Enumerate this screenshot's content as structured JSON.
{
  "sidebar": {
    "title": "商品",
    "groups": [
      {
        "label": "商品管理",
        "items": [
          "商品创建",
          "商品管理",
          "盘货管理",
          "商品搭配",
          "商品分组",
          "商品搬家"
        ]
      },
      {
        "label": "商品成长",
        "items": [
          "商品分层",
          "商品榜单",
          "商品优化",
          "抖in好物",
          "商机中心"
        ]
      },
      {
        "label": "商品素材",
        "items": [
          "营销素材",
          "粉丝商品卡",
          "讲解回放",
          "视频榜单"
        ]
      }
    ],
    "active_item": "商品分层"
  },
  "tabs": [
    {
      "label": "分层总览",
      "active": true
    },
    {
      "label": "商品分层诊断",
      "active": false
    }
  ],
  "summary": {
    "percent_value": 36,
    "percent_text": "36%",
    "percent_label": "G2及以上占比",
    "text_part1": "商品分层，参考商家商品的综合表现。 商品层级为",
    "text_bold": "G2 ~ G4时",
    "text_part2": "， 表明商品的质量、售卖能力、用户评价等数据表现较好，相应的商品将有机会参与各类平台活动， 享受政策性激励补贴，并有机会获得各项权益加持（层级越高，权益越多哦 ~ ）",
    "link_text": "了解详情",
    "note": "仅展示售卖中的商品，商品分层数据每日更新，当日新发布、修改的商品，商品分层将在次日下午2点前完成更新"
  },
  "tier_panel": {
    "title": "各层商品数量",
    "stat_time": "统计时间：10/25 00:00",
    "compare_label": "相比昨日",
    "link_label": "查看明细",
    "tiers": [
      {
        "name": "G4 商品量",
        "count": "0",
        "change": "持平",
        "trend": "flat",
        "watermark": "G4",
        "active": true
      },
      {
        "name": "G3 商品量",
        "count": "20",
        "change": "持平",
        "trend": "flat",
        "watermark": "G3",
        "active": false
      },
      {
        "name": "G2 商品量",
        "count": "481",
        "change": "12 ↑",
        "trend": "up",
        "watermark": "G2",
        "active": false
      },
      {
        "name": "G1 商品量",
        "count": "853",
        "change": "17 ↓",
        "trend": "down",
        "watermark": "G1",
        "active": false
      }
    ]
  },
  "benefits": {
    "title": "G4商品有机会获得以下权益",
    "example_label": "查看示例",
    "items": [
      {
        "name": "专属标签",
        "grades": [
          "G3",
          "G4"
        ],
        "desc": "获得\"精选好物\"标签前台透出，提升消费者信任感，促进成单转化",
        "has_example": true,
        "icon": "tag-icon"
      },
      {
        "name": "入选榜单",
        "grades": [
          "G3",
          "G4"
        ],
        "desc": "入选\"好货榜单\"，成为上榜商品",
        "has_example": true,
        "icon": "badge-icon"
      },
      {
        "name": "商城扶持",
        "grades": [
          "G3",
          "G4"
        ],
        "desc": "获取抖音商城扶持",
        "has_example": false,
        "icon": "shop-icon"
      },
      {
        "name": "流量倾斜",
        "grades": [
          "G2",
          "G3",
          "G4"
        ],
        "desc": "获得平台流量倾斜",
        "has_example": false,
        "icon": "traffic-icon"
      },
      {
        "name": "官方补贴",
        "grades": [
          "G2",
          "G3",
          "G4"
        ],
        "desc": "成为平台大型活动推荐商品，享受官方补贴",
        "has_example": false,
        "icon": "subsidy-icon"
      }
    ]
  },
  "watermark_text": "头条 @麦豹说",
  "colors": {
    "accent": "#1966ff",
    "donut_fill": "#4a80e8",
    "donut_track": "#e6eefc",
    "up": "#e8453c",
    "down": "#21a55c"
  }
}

^^^^^^^^

- [Work to complete]:
Copy out each line of the entries that holds "title".

- [Answer]:
    "title": "商品",
    "title": "各层商品数量",
    "title": "G4商品有机会获得以下权益",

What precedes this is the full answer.